== Short task ==
Every line holding the word "part" counts once. Give the total, nothing more.

== Data shown ==
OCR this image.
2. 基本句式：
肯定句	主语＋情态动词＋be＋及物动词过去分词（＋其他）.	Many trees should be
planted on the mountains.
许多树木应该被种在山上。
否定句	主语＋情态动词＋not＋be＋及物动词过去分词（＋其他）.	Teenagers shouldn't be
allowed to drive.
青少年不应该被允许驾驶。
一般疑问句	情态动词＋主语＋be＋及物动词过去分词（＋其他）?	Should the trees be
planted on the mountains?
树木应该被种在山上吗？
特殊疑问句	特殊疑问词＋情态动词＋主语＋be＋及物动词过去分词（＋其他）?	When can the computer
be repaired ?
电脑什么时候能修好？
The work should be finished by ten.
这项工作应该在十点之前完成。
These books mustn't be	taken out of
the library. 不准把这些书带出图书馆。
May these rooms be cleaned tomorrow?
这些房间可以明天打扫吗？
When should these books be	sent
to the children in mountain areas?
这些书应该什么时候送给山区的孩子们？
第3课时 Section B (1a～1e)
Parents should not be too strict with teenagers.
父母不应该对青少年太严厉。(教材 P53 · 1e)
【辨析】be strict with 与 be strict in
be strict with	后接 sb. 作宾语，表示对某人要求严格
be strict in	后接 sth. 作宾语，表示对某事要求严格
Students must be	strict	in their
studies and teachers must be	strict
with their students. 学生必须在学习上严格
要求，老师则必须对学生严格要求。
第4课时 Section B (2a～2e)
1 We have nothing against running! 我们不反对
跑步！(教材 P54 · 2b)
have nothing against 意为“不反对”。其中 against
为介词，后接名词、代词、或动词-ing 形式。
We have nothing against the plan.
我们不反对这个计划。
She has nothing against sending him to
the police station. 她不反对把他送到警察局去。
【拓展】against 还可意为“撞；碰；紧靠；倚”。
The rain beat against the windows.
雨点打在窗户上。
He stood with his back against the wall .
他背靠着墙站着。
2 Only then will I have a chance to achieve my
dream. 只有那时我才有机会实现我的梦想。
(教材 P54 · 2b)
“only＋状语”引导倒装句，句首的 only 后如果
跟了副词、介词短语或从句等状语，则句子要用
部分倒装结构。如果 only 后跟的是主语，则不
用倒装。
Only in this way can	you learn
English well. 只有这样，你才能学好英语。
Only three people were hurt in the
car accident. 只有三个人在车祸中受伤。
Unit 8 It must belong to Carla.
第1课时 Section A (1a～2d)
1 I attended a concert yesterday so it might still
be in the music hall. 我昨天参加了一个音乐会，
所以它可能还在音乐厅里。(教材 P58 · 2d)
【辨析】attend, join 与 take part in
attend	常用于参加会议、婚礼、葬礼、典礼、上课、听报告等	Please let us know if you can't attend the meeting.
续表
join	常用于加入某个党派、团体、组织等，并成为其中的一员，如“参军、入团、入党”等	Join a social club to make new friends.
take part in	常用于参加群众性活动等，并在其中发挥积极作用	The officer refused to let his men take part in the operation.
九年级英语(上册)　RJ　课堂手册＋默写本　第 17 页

== The result ==
2